• WHAT NEEDS TO BE DONE: Your task is to repeat the entries exactly. Leave the pictures out.

[start]

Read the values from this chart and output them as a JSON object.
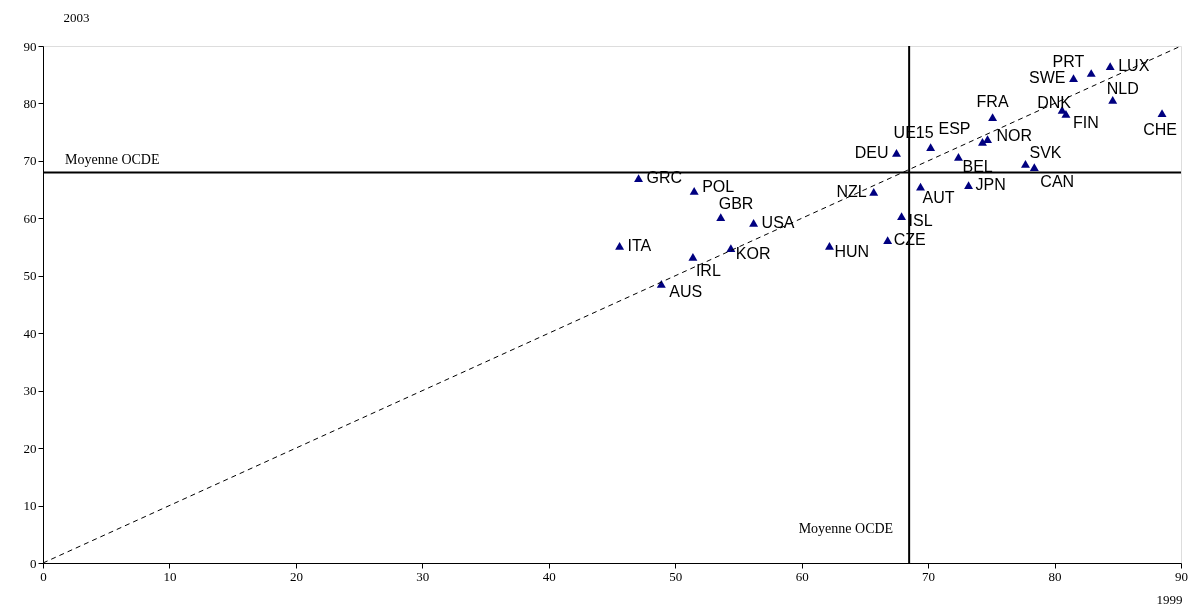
{
  "chart_data": {
    "type": "scatter",
    "xlabel": "1999",
    "ylabel": "2003",
    "xlim": [
      0,
      90
    ],
    "ylim": [
      0,
      90
    ],
    "xticks": [
      0,
      10,
      20,
      30,
      40,
      50,
      60,
      70,
      80,
      90
    ],
    "yticks": [
      0,
      10,
      20,
      30,
      40,
      50,
      60,
      70,
      80,
      90
    ],
    "grid": false,
    "marker": "triangle",
    "series": [
      {
        "color": "#000080",
        "x": [
          47.1,
          51.5,
          53.6,
          56.2,
          45.6,
          54.4,
          51.4,
          48.9,
          62.2,
          66.8,
          67.9,
          65.7,
          69.4,
          73.2,
          67.5,
          70.2,
          72.4,
          74.3,
          74.7,
          75.1,
          77.7,
          78.4,
          80.6,
          80.9,
          81.5,
          82.9,
          84.4,
          84.6,
          88.5
        ],
        "values": [
          67.0,
          64.8,
          60.2,
          59.2,
          55.2,
          54.8,
          53.3,
          48.6,
          55.2,
          56.2,
          60.4,
          64.6,
          65.5,
          65.8,
          71.4,
          72.4,
          70.7,
          73.3,
          73.8,
          77.6,
          69.5,
          68.9,
          78.9,
          78.2,
          84.4,
          85.3,
          86.5,
          80.6,
          78.3
        ]
      },
      {
        "type": "line",
        "color": "#000000",
        "line_style": "dashed",
        "marker": "none",
        "x": [
          0,
          90
        ],
        "values": [
          0,
          90
        ]
      }
    ],
    "ref_lines": [
      {
        "axis": "x",
        "value": 68.5,
        "label": "Moyenne OCDE",
        "color": "#000000"
      },
      {
        "axis": "y",
        "value": 68,
        "label": "Moyenne OCDE",
        "color": "#000000"
      }
    ],
    "annotations": [
      {
        "text": "GRC",
        "x": 47.1,
        "y": 67.0
      },
      {
        "text": "POL",
        "x": 51.5,
        "y": 64.8
      },
      {
        "text": "GBR",
        "x": 53.6,
        "y": 60.2
      },
      {
        "text": "USA",
        "x": 56.2,
        "y": 59.2
      },
      {
        "text": "ITA",
        "x": 45.6,
        "y": 55.2
      },
      {
        "text": "KOR",
        "x": 54.4,
        "y": 54.8
      },
      {
        "text": "IRL",
        "x": 51.4,
        "y": 53.3
      },
      {
        "text": "AUS",
        "x": 48.9,
        "y": 48.6
      },
      {
        "text": "HUN",
        "x": 62.2,
        "y": 55.2
      },
      {
        "text": "CZE",
        "x": 66.8,
        "y": 56.2
      },
      {
        "text": "ISL",
        "x": 67.9,
        "y": 60.4
      },
      {
        "text": "NZL",
        "x": 65.7,
        "y": 64.6
      },
      {
        "text": "AUT",
        "x": 69.4,
        "y": 65.5
      },
      {
        "text": "JPN",
        "x": 73.2,
        "y": 65.8
      },
      {
        "text": "DEU",
        "x": 67.5,
        "y": 71.4
      },
      {
        "text": "UE15",
        "x": 70.2,
        "y": 72.4
      },
      {
        "text": "BEL",
        "x": 72.4,
        "y": 70.7
      },
      {
        "text": "ESP",
        "x": 74.3,
        "y": 73.3
      },
      {
        "text": "NOR",
        "x": 74.7,
        "y": 73.8
      },
      {
        "text": "FRA",
        "x": 75.1,
        "y": 77.6
      },
      {
        "text": "SVK",
        "x": 77.7,
        "y": 69.5
      },
      {
        "text": "CAN",
        "x": 78.4,
        "y": 68.9
      },
      {
        "text": "DNK",
        "x": 80.6,
        "y": 78.9
      },
      {
        "text": "FIN",
        "x": 80.9,
        "y": 78.2
      },
      {
        "text": "SWE",
        "x": 81.5,
        "y": 84.4
      },
      {
        "text": "PRT",
        "x": 82.9,
        "y": 85.3
      },
      {
        "text": "LUX",
        "x": 84.4,
        "y": 86.5
      },
      {
        "text": "NLD",
        "x": 84.6,
        "y": 80.6
      },
      {
        "text": "CHE",
        "x": 88.5,
        "y": 78.3
      }
    ]
  }
}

[end]

• RESULT OF THE EXERCISE:
Read the values from this chart and output them as a JSON object.
{
  "chart_data": {
    "type": "scatter",
    "xlabel": "1999",
    "ylabel": "2003",
    "xlim": [
      0,
      90
    ],
    "ylim": [
      0,
      90
    ],
    "xticks": [
      0,
      10,
      20,
      30,
      40,
      50,
      60,
      70,
      80,
      90
    ],
    "yticks": [
      0,
      10,
      20,
      30,
      40,
      50,
      60,
      70,
      80,
      90
    ],
    "grid": false,
    "marker": "triangle",
    "series": [
      {
        "color": "#000080",
        "x": [
          47.1,
          51.5,
          53.6,
          56.2,
          45.6,
          54.4,
          51.4,
          48.9,
          62.2,
          66.8,
          67.9,
          65.7,
          69.4,
          73.2,
          67.5,
          70.2,
          72.4,
          74.3,
          74.7,
          75.1,
          77.7,
          78.4,
          80.6,
          80.9,
          81.5,
          82.9,
          84.4,
          84.6,
          88.5
        ],
        "values": [
          67.0,
          64.8,
          60.2,
          59.2,
          55.2,
          54.8,
          53.3,
          48.6,
          55.2,
          56.2,
          60.4,
          64.6,
          65.5,
          65.8,
          71.4,
          72.4,
          70.7,
          73.3,
          73.8,
          77.6,
          69.5,
          68.9,
          78.9,
          78.2,
          84.4,
          85.3,
          86.5,
          80.6,
          78.3
        ]
      },
      {
        "type": "line",
        "color": "#000000",
        "line_style": "dashed",
        "marker": "none",
        "x": [
          0,
          90
        ],
        "values": [
          0,
          90
        ]
      }
    ],
    "ref_lines": [
      {
        "axis": "x",
        "value": 68.5,
        "label": "Moyenne OCDE",
        "color": "#000000"
      },
      {
        "axis": "y",
        "value": 68,
        "label": "Moyenne OCDE",
        "color": "#000000"
      }
    ],
    "annotations": [
      {
        "text": "GRC",
        "x": 47.1,
        "y": 67.0
      },
      {
        "text": "POL",
        "x": 51.5,
        "y": 64.8
      },
      {
        "text": "GBR",
        "x": 53.6,
        "y": 60.2
      },
      {
        "text": "USA",
        "x": 56.2,
        "y": 59.2
      },
      {
        "text": "ITA",
        "x": 45.6,
        "y": 55.2
      },
      {
        "text": "KOR",
        "x": 54.4,
        "y": 54.8
      },
      {
        "text": "IRL",
        "x": 51.4,
        "y": 53.3
      },
      {
        "text": "AUS",
        "x": 48.9,
        "y": 48.6
      },
      {
        "text": "HUN",
        "x": 62.2,
        "y": 55.2
      },
      {
        "text": "CZE",
        "x": 66.8,
        "y": 56.2
      },
      {
        "text": "ISL",
        "x": 67.9,
        "y": 60.4
      },
      {
        "text": "NZL",
        "x": 65.7,
        "y": 64.6
      },
      {
        "text": "AUT",
        "x": 69.4,
        "y": 65.5
      },
      {
        "text": "JPN",
        "x": 73.2,
        "y": 65.8
      },
      {
        "text": "DEU",
        "x": 67.5,
        "y": 71.4
      },
      {
        "text": "UE15",
        "x": 70.2,
        "y": 72.4
      },
      {
        "text": "BEL",
        "x": 72.4,
        "y": 70.7
      },
      {
        "text": "ESP",
        "x": 74.3,
        "y": 73.3
      },
      {
        "text": "NOR",
        "x": 74.7,
        "y": 73.8
      },
      {
        "text": "FRA",
        "x": 75.1,
        "y": 77.6
      },
      {
        "text": "SVK",
        "x": 77.7,
        "y": 69.5
      },
      {
        "text": "CAN",
        "x": 78.4,
        "y": 68.9
      },
      {
        "text": "DNK",
        "x": 80.6,
        "y": 78.9
      },
      {
        "text": "FIN",
        "x": 80.9,
        "y": 78.2
      },
      {
        "text": "SWE",
        "x": 81.5,
        "y": 84.4
      },
      {
        "text": "PRT",
        "x": 82.9,
        "y": 85.3
      },
      {
        "text": "LUX",
        "x": 84.4,
        "y": 86.5
      },
      {
        "text": "NLD",
        "x": 84.6,
        "y": 80.6
      },
      {
        "text": "CHE",
        "x": 88.5,
        "y": 78.3
      }
    ]
  }
}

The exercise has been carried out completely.